* _The records_
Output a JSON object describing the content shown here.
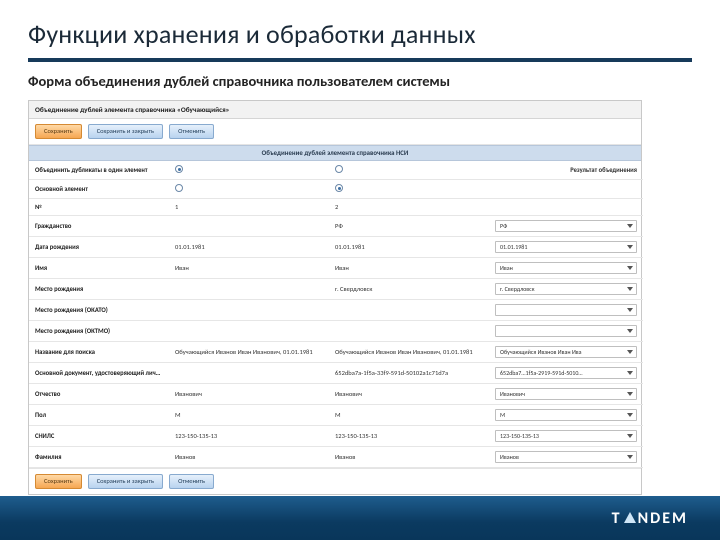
{
  "slide": {
    "title": "Функции хранения и обработки данных",
    "subtitle": "Форма объединения дублей справочника пользователем системы"
  },
  "app": {
    "header": "Объединение дублей элемента справочника «Обучающийся»",
    "band": "Объединение дублей элемента справочника НСИ",
    "buttons": {
      "save": "Сохранить",
      "save_close": "Сохранить и закрыть",
      "cancel": "Отменить"
    },
    "columns": {
      "result_header": "Результат объединения"
    },
    "rows": [
      {
        "label": "Объединить дубликаты в один элемент",
        "c1_radio": true,
        "c2_radio": false,
        "result": null
      },
      {
        "label": "Основной элемент",
        "c1_radio": false,
        "c2_radio": true,
        "result": null
      },
      {
        "label": "№",
        "c1": "1",
        "c2": "2",
        "result": null
      },
      {
        "label": "Гражданство",
        "c1": "",
        "c2": "РФ",
        "result": "РФ"
      },
      {
        "label": "Дата рождения",
        "c1": "01.01.1981",
        "c2": "01.01.1981",
        "result": "01.01.1981"
      },
      {
        "label": "Имя",
        "c1": "Иван",
        "c2": "Иван",
        "result": "Иван"
      },
      {
        "label": "Место рождения",
        "c1": "",
        "c2": "г. Свердловск",
        "result": "г. Свердловск"
      },
      {
        "label": "Место рождения (ОКАТО)",
        "c1": "",
        "c2": "",
        "result": ""
      },
      {
        "label": "Место рождения (ОКТМО)",
        "c1": "",
        "c2": "",
        "result": ""
      },
      {
        "label": "Название для поиска",
        "c1": "Обучающийся Иванов Иван Иванович, 01.01.1981",
        "c2": "Обучающийся Иванов Иван Иванович, 01.01.1981",
        "result": "Обучающийся Иванов Иван Ива"
      },
      {
        "label": "Основной документ, удостоверяющий личность",
        "c1": "",
        "c2": "652dba7a-1f5a-33f9-591d-50102a1c71d7a",
        "result": "652dba7…1f5a-2919-591d-5010…"
      },
      {
        "label": "Отчество",
        "c1": "Иванович",
        "c2": "Иванович",
        "result": "Иванович"
      },
      {
        "label": "Пол",
        "c1": "М",
        "c2": "М",
        "result": "М"
      },
      {
        "label": "СНИЛС",
        "c1": "123-150-135-13",
        "c2": "123-150-135-13",
        "result": "123-150-135-13"
      },
      {
        "label": "Фамилия",
        "c1": "Иванов",
        "c2": "Иванов",
        "result": "Иванов"
      }
    ]
  },
  "footer": {
    "brand_left": "T",
    "brand_right": "NDEM"
  }
}
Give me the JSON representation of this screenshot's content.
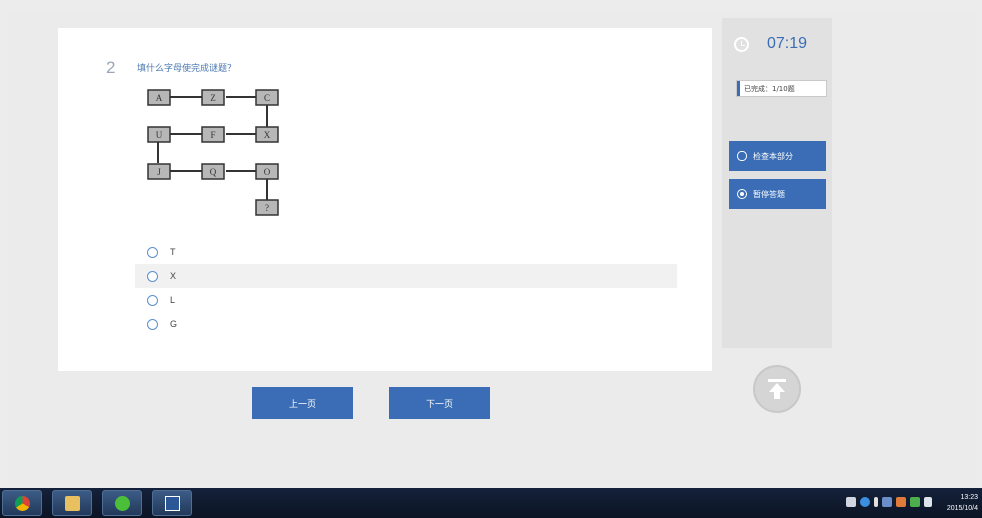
{
  "question": {
    "number": "2",
    "prompt": "填什么字母使完成谜题？"
  },
  "puzzle": {
    "cells": [
      "A",
      "Z",
      "C",
      "U",
      "F",
      "X",
      "J",
      "Q",
      "O",
      "?"
    ]
  },
  "choices": [
    {
      "label": "T"
    },
    {
      "label": "X"
    },
    {
      "label": "L"
    },
    {
      "label": "G"
    }
  ],
  "navigation": {
    "prev_label": "上一页",
    "next_label": "下一页"
  },
  "sidebar": {
    "timer": "07:19",
    "progress": "已完成：1/10题",
    "check_label": "检查本部分",
    "pause_label": "暂停答题"
  },
  "taskbar": {
    "apps": [
      "chrome-icon",
      "folder-icon",
      "wechat-icon",
      "word-icon"
    ],
    "time": "13:23",
    "date": "2015/10/4"
  },
  "colors": {
    "accent": "#3a6db5",
    "page_bg": "#ebebeb",
    "card_bg": "#ffffff"
  }
}
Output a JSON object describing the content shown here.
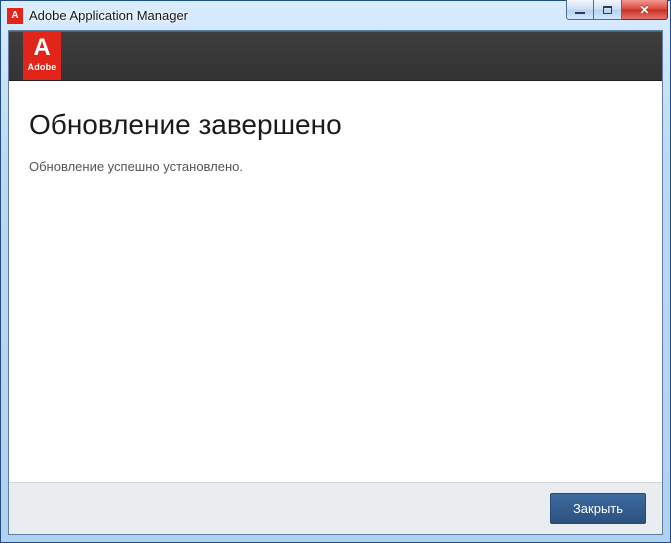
{
  "window": {
    "title": "Adobe Application Manager",
    "icon_letter": "A"
  },
  "brand": {
    "big_letter": "A",
    "word": "Adobe"
  },
  "content": {
    "heading": "Обновление завершено",
    "message": "Обновление успешно установлено."
  },
  "footer": {
    "close_label": "Закрыть"
  }
}
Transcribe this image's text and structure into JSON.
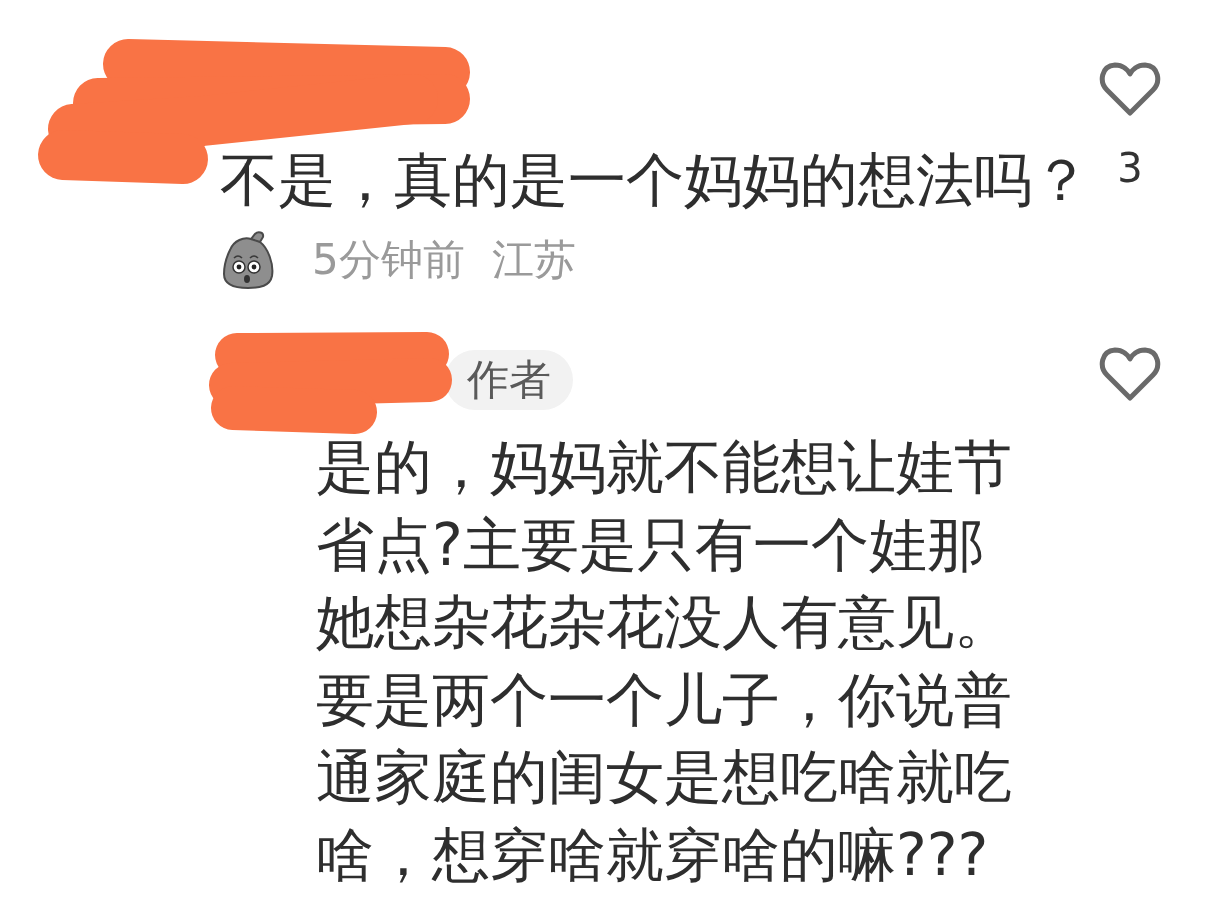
{
  "comments": [
    {
      "username_redacted": true,
      "text": "不是，真的是一个妈妈的想法吗？",
      "sticker": true,
      "time": "5分钟前",
      "location": "江苏",
      "liked": false,
      "like_count": "3",
      "replies": [
        {
          "username_redacted": true,
          "badge": "作者",
          "text": "是的，妈妈就不能想让娃节省点?主要是只有一个娃那她想杂花杂花没人有意见。要是两个一个儿子，你说普通家庭的闺女是想吃啥就吃啥，想穿啥就穿啥的嘛???",
          "liked": false
        }
      ]
    }
  ]
}
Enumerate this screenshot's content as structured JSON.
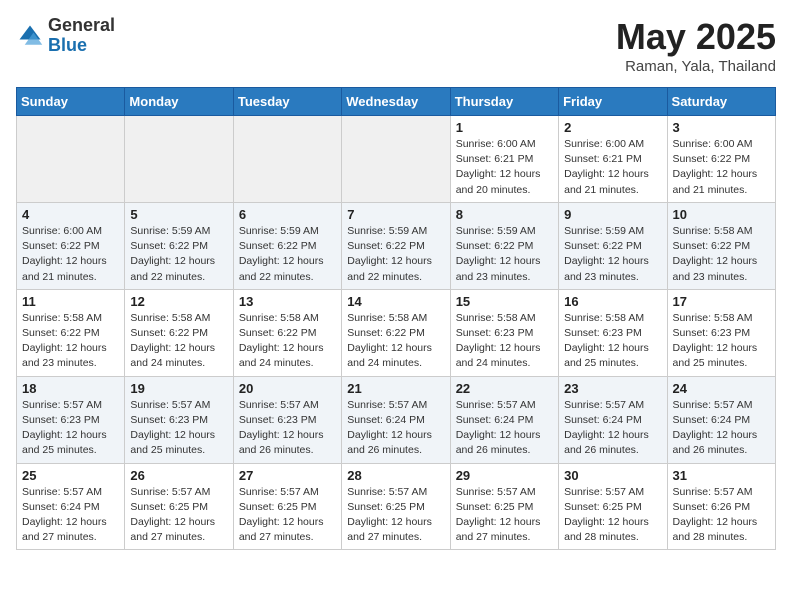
{
  "header": {
    "logo_general": "General",
    "logo_blue": "Blue",
    "month_title": "May 2025",
    "location": "Raman, Yala, Thailand"
  },
  "days_of_week": [
    "Sunday",
    "Monday",
    "Tuesday",
    "Wednesday",
    "Thursday",
    "Friday",
    "Saturday"
  ],
  "weeks": [
    [
      {
        "day": "",
        "info": ""
      },
      {
        "day": "",
        "info": ""
      },
      {
        "day": "",
        "info": ""
      },
      {
        "day": "",
        "info": ""
      },
      {
        "day": "1",
        "info": "Sunrise: 6:00 AM\nSunset: 6:21 PM\nDaylight: 12 hours\nand 20 minutes."
      },
      {
        "day": "2",
        "info": "Sunrise: 6:00 AM\nSunset: 6:21 PM\nDaylight: 12 hours\nand 21 minutes."
      },
      {
        "day": "3",
        "info": "Sunrise: 6:00 AM\nSunset: 6:22 PM\nDaylight: 12 hours\nand 21 minutes."
      }
    ],
    [
      {
        "day": "4",
        "info": "Sunrise: 6:00 AM\nSunset: 6:22 PM\nDaylight: 12 hours\nand 21 minutes."
      },
      {
        "day": "5",
        "info": "Sunrise: 5:59 AM\nSunset: 6:22 PM\nDaylight: 12 hours\nand 22 minutes."
      },
      {
        "day": "6",
        "info": "Sunrise: 5:59 AM\nSunset: 6:22 PM\nDaylight: 12 hours\nand 22 minutes."
      },
      {
        "day": "7",
        "info": "Sunrise: 5:59 AM\nSunset: 6:22 PM\nDaylight: 12 hours\nand 22 minutes."
      },
      {
        "day": "8",
        "info": "Sunrise: 5:59 AM\nSunset: 6:22 PM\nDaylight: 12 hours\nand 23 minutes."
      },
      {
        "day": "9",
        "info": "Sunrise: 5:59 AM\nSunset: 6:22 PM\nDaylight: 12 hours\nand 23 minutes."
      },
      {
        "day": "10",
        "info": "Sunrise: 5:58 AM\nSunset: 6:22 PM\nDaylight: 12 hours\nand 23 minutes."
      }
    ],
    [
      {
        "day": "11",
        "info": "Sunrise: 5:58 AM\nSunset: 6:22 PM\nDaylight: 12 hours\nand 23 minutes."
      },
      {
        "day": "12",
        "info": "Sunrise: 5:58 AM\nSunset: 6:22 PM\nDaylight: 12 hours\nand 24 minutes."
      },
      {
        "day": "13",
        "info": "Sunrise: 5:58 AM\nSunset: 6:22 PM\nDaylight: 12 hours\nand 24 minutes."
      },
      {
        "day": "14",
        "info": "Sunrise: 5:58 AM\nSunset: 6:22 PM\nDaylight: 12 hours\nand 24 minutes."
      },
      {
        "day": "15",
        "info": "Sunrise: 5:58 AM\nSunset: 6:23 PM\nDaylight: 12 hours\nand 24 minutes."
      },
      {
        "day": "16",
        "info": "Sunrise: 5:58 AM\nSunset: 6:23 PM\nDaylight: 12 hours\nand 25 minutes."
      },
      {
        "day": "17",
        "info": "Sunrise: 5:58 AM\nSunset: 6:23 PM\nDaylight: 12 hours\nand 25 minutes."
      }
    ],
    [
      {
        "day": "18",
        "info": "Sunrise: 5:57 AM\nSunset: 6:23 PM\nDaylight: 12 hours\nand 25 minutes."
      },
      {
        "day": "19",
        "info": "Sunrise: 5:57 AM\nSunset: 6:23 PM\nDaylight: 12 hours\nand 25 minutes."
      },
      {
        "day": "20",
        "info": "Sunrise: 5:57 AM\nSunset: 6:23 PM\nDaylight: 12 hours\nand 26 minutes."
      },
      {
        "day": "21",
        "info": "Sunrise: 5:57 AM\nSunset: 6:24 PM\nDaylight: 12 hours\nand 26 minutes."
      },
      {
        "day": "22",
        "info": "Sunrise: 5:57 AM\nSunset: 6:24 PM\nDaylight: 12 hours\nand 26 minutes."
      },
      {
        "day": "23",
        "info": "Sunrise: 5:57 AM\nSunset: 6:24 PM\nDaylight: 12 hours\nand 26 minutes."
      },
      {
        "day": "24",
        "info": "Sunrise: 5:57 AM\nSunset: 6:24 PM\nDaylight: 12 hours\nand 26 minutes."
      }
    ],
    [
      {
        "day": "25",
        "info": "Sunrise: 5:57 AM\nSunset: 6:24 PM\nDaylight: 12 hours\nand 27 minutes."
      },
      {
        "day": "26",
        "info": "Sunrise: 5:57 AM\nSunset: 6:25 PM\nDaylight: 12 hours\nand 27 minutes."
      },
      {
        "day": "27",
        "info": "Sunrise: 5:57 AM\nSunset: 6:25 PM\nDaylight: 12 hours\nand 27 minutes."
      },
      {
        "day": "28",
        "info": "Sunrise: 5:57 AM\nSunset: 6:25 PM\nDaylight: 12 hours\nand 27 minutes."
      },
      {
        "day": "29",
        "info": "Sunrise: 5:57 AM\nSunset: 6:25 PM\nDaylight: 12 hours\nand 27 minutes."
      },
      {
        "day": "30",
        "info": "Sunrise: 5:57 AM\nSunset: 6:25 PM\nDaylight: 12 hours\nand 28 minutes."
      },
      {
        "day": "31",
        "info": "Sunrise: 5:57 AM\nSunset: 6:26 PM\nDaylight: 12 hours\nand 28 minutes."
      }
    ]
  ]
}
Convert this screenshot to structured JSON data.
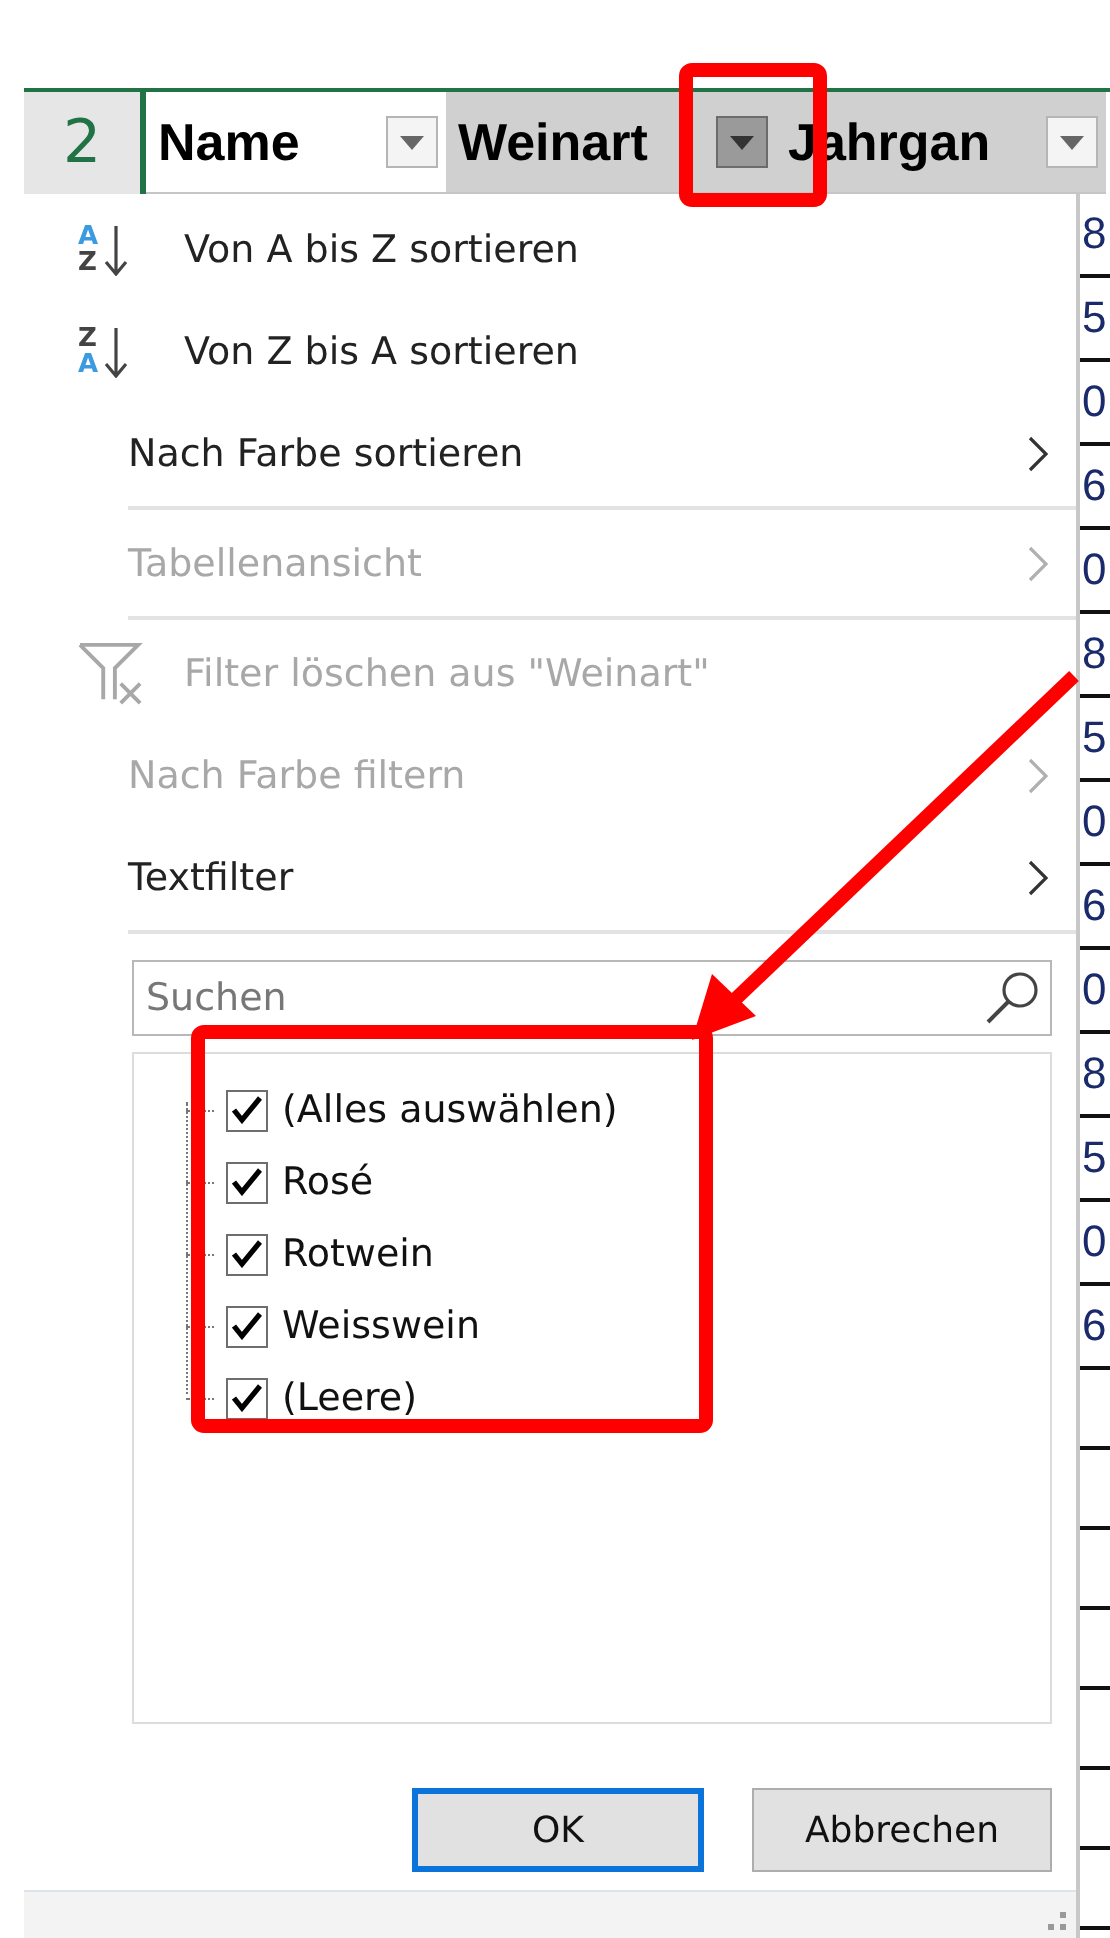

* _The exercise_
Check every line of the data, and copy the ones that contain "Место".

* _Task result_
        "label": "Место рождения",
        "label": "Место рождения (ОКАТО)",
        "label": "Место рождения (ОКТМО)",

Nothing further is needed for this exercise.